THE REQUEST: Reproduce the listing verbatim.

RECORDS TO USE:
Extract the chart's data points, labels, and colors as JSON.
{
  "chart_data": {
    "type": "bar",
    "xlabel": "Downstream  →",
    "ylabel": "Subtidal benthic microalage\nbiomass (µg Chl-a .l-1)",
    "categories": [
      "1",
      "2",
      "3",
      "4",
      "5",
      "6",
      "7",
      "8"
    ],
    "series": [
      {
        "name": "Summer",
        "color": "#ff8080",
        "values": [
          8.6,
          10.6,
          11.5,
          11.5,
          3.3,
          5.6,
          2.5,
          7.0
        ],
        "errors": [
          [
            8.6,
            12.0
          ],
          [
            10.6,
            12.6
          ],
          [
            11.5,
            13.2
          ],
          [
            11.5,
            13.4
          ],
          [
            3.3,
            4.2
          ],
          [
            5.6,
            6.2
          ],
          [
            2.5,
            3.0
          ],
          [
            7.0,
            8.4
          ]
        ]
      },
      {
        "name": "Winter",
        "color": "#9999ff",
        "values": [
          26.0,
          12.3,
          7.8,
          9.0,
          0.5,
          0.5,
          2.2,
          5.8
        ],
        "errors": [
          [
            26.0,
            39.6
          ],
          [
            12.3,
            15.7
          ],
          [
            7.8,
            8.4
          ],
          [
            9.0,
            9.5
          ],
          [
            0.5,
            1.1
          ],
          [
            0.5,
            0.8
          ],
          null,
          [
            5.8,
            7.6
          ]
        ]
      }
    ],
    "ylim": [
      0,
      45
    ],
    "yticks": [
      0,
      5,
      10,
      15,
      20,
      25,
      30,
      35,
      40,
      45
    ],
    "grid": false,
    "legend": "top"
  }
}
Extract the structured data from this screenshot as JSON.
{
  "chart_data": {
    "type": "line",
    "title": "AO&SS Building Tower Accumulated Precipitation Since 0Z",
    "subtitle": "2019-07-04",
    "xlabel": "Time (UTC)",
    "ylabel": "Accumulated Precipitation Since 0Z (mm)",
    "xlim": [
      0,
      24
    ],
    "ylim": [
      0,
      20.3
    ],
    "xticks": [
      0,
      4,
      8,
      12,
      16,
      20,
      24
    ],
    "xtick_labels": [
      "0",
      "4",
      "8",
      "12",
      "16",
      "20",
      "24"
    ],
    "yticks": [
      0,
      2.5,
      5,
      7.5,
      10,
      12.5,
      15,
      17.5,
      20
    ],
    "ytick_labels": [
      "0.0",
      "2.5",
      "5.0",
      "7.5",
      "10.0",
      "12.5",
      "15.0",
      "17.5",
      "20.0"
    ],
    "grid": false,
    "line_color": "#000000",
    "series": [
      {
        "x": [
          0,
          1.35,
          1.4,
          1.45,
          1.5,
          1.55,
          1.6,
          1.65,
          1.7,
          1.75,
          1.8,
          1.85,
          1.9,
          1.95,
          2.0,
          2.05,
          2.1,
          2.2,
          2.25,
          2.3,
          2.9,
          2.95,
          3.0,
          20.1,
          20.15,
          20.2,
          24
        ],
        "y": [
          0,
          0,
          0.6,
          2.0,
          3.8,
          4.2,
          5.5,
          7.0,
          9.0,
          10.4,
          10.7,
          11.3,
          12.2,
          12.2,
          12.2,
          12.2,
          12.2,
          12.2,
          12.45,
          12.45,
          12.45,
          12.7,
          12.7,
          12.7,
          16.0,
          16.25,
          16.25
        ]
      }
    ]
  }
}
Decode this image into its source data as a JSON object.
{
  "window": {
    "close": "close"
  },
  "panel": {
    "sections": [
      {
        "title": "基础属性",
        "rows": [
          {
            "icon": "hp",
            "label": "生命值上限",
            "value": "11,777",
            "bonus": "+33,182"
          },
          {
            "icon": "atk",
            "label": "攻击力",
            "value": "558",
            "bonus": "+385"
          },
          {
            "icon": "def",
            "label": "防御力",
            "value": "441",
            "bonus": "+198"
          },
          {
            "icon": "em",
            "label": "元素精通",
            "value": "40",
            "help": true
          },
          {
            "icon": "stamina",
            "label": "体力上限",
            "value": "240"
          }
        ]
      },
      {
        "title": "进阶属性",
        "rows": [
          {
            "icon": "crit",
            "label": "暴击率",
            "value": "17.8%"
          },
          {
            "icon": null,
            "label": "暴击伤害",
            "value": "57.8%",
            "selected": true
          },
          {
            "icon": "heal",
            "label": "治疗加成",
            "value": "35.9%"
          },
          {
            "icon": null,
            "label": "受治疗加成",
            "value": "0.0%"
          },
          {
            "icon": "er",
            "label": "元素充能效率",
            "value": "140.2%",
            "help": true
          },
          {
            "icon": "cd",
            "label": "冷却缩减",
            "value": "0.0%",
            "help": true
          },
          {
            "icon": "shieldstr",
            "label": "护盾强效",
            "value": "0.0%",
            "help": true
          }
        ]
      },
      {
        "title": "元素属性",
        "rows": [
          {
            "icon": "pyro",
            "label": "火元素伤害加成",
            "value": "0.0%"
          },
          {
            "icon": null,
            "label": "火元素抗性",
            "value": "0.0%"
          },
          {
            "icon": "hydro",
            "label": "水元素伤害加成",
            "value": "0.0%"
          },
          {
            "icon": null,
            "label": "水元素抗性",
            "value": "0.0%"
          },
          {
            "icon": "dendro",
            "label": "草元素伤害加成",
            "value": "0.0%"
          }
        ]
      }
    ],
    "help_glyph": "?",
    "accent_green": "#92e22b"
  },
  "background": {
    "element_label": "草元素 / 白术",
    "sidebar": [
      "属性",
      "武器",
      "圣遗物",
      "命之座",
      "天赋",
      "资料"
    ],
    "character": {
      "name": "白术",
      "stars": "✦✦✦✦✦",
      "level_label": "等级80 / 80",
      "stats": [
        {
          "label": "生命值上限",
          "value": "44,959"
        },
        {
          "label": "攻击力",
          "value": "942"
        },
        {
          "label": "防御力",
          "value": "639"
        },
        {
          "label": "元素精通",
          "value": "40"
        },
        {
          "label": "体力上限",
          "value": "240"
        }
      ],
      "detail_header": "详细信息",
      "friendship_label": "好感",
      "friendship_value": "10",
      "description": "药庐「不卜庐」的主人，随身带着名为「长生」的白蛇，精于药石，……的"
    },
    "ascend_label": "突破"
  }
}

SOLUTION FOR THIS TASK:
Extract the chart's data points, labels, and colors as JSON.
{
  "chart_data": {
    "type": "bar",
    "xlabel": "Downstream  →",
    "ylabel": "Subtidal benthic microalage\nbiomass (µg Chl-a .l-1)",
    "categories": [
      "1",
      "2",
      "3",
      "4",
      "5",
      "6",
      "7",
      "8"
    ],
    "series": [
      {
        "name": "Summer",
        "color": "#ff8080",
        "values": [
          8.6,
          10.6,
          11.5,
          11.5,
          3.3,
          5.6,
          2.5,
          7.0
        ],
        "errors": [
          [
            8.6,
            12.0
          ],
          [
            10.6,
            12.6
          ],
          [
            11.5,
            13.2
          ],
          [
            11.5,
            13.4
          ],
          [
            3.3,
            4.2
          ],
          [
            5.6,
            6.2
          ],
          [
            2.5,
            3.0
          ],
          [
            7.0,
            8.4
          ]
        ]
      },
      {
        "name": "Winter",
        "color": "#9999ff",
        "values": [
          26.0,
          12.3,
          7.8,
          9.0,
          0.5,
          0.5,
          2.2,
          5.8
        ],
        "errors": [
          [
            26.0,
            39.6
          ],
          [
            12.3,
            15.7
          ],
          [
            7.8,
            8.4
          ],
          [
            9.0,
            9.5
          ],
          [
            0.5,
            1.1
          ],
          [
            0.5,
            0.8
          ],
          null,
          [
            5.8,
            7.6
          ]
        ]
      }
    ],
    "ylim": [
      0,
      45
    ],
    "yticks": [
      0,
      5,
      10,
      15,
      20,
      25,
      30,
      35,
      40,
      45
    ],
    "grid": false,
    "legend": "top"
  }
}
Extract the structured data from this screenshot as JSON.
{
  "chart_data": {
    "type": "line",
    "title": "AO&SS Building Tower Accumulated Precipitation Since 0Z",
    "subtitle": "2019-07-04",
    "xlabel": "Time (UTC)",
    "ylabel": "Accumulated Precipitation Since 0Z (mm)",
    "xlim": [
      0,
      24
    ],
    "ylim": [
      0,
      20.3
    ],
    "xticks": [
      0,
      4,
      8,
      12,
      16,
      20,
      24
    ],
    "xtick_labels": [
      "0",
      "4",
      "8",
      "12",
      "16",
      "20",
      "24"
    ],
    "yticks": [
      0,
      2.5,
      5,
      7.5,
      10,
      12.5,
      15,
      17.5,
      20
    ],
    "ytick_labels": [
      "0.0",
      "2.5",
      "5.0",
      "7.5",
      "10.0",
      "12.5",
      "15.0",
      "17.5",
      "20.0"
    ],
    "grid": false,
    "line_color": "#000000",
    "series": [
      {
        "x": [
          0,
          1.35,
          1.4,
          1.45,
          1.5,
          1.55,
          1.6,
          1.65,
          1.7,
          1.75,
          1.8,
          1.85,
          1.9,
          1.95,
          2.0,
          2.05,
          2.1,
          2.2,
          2.25,
          2.3,
          2.9,
          2.95,
          3.0,
          20.1,
          20.15,
          20.2,
          24
        ],
        "y": [
          0,
          0,
          0.6,
          2.0,
          3.8,
          4.2,
          5.5,
          7.0,
          9.0,
          10.4,
          10.7,
          11.3,
          12.2,
          12.2,
          12.2,
          12.2,
          12.2,
          12.2,
          12.45,
          12.45,
          12.45,
          12.7,
          12.7,
          12.7,
          16.0,
          16.25,
          16.25
        ]
      }
    ]
  }
}
Decode this image into its source data as a JSON object.
{
  "window": {
    "close": "close"
  },
  "panel": {
    "sections": [
      {
        "title": "基础属性",
        "rows": [
          {
            "icon": "hp",
            "label": "生命值上限",
            "value": "11,777",
            "bonus": "+33,182"
          },
          {
            "icon": "atk",
            "label": "攻击力",
            "value": "558",
            "bonus": "+385"
          },
          {
            "icon": "def",
            "label": "防御力",
            "value": "441",
            "bonus": "+198"
          },
          {
            "icon": "em",
            "label": "元素精通",
            "value": "40",
            "help": true
          },
          {
            "icon": "stamina",
            "label": "体力上限",
            "value": "240"
          }
        ]
      },
      {
        "title": "进阶属性",
        "rows": [
          {
            "icon": "crit",
            "label": "暴击率",
            "value": "17.8%"
          },
          {
            "icon": null,
            "label": "暴击伤害",
            "value": "57.8%",
            "selected": true
          },
          {
            "icon": "heal",
            "label": "治疗加成",
            "value": "35.9%"
          },
          {
            "icon": null,
            "label": "受治疗加成",
            "value": "0.0%"
          },
          {
            "icon": "er",
            "label": "元素充能效率",
            "value": "140.2%",
            "help": true
          },
          {
            "icon": "cd",
            "label": "冷却缩减",
            "value": "0.0%",
            "help": true
          },
          {
            "icon": "shieldstr",
            "label": "护盾强效",
            "value": "0.0%",
            "help": true
          }
        ]
      },
      {
        "title": "元素属性",
        "rows": [
          {
            "icon": "pyro",
            "label": "火元素伤害加成",
            "value": "0.0%"
          },
          {
            "icon": null,
            "label": "火元素抗性",
            "value": "0.0%"
          },
          {
            "icon": "hydro",
            "label": "水元素伤害加成",
            "value": "0.0%"
          },
          {
            "icon": null,
            "label": "水元素抗性",
            "value": "0.0%"
          },
          {
            "icon": "dendro",
            "label": "草元素伤害加成",
            "value": "0.0%"
          }
        ]
      }
    ],
    "help_glyph": "?",
    "accent_green": "#92e22b"
  },
  "background": {
    "element_label": "草元素 / 白术",
    "sidebar": [
      "属性",
      "武器",
      "圣遗物",
      "命之座",
      "天赋",
      "资料"
    ],
    "character": {
      "name": "白术",
      "stars": "✦✦✦✦✦",
      "level_label": "等级80 / 80",
      "stats": [
        {
          "label": "生命值上限",
          "value": "44,959"
        },
        {
          "label": "攻击力",
          "value": "942"
        },
        {
          "label": "防御力",
          "value": "639"
        },
        {
          "label": "元素精通",
          "value": "40"
        },
        {
          "label": "体力上限",
          "value": "240"
        }
      ],
      "detail_header": "详细信息",
      "friendship_label": "好感",
      "friendship_value": "10",
      "description": "药庐「不卜庐」的主人，随身带着名为「长生」的白蛇，精于药石，……的"
    },
    "ascend_label": "突破"
  }
}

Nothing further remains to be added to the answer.